• **Job**: Return the complete listing that follows, with each line reproduced exactly.

• **Material to process**:
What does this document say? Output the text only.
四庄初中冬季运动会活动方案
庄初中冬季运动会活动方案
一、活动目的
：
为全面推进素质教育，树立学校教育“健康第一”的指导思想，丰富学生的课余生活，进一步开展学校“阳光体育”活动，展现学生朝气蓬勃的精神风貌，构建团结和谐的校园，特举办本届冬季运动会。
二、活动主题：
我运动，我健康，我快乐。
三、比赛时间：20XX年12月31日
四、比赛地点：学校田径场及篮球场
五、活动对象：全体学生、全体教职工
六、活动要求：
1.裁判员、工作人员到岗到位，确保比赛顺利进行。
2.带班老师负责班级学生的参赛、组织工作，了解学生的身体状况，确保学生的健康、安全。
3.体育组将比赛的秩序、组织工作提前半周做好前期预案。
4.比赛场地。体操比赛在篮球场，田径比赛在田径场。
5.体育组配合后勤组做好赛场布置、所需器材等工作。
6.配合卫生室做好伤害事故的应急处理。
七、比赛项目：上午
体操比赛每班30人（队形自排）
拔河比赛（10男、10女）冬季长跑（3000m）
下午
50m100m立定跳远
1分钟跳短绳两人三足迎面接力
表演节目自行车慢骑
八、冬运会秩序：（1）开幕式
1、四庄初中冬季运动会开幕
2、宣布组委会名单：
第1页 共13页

• **The reply**:
What does this document say? Output the text only.
四庄初中冬季运动会活动方案
庄初中冬季运动会活动方案
一、活动目的
：
为全面推进素质教育，树立学校教育“健康第一”的指导思想，丰富学生的课余生活，进一步开展学校“阳光体育”活动，展现学生朝气蓬勃的精神风貌，构建团结和谐的校园，特举办本届冬季运动会。
二、活动主题：
我运动，我健康，我快乐。
三、比赛时间：20XX年12月31日
四、比赛地点：学校田径场及篮球场
五、活动对象：全体学生、全体教职工
六、活动要求：
1.裁判员、工作人员到岗到位，确保比赛顺利进行。
2.带班老师负责班级学生的参赛、组织工作，了解学生的身体状况，确保学生的健康、安全。
3.体育组将比赛的秩序、组织工作提前半周做好前期预案。
4.比赛场地。体操比赛在篮球场，田径比赛在田径场。
5.体育组配合后勤组做好赛场布置、所需器材等工作。
6.配合卫生室做好伤害事故的应急处理。
七、比赛项目：上午
体操比赛每班30人（队形自排）
拔河比赛（10男、10女）冬季长跑（3000m）
下午
50m100m立定跳远
1分钟跳短绳两人三足迎面接力
表演节目自行车慢骑
八、冬运会秩序：（1）开幕式
1、四庄初中冬季运动会开幕
2、宣布组委会名单：
第1页 共13页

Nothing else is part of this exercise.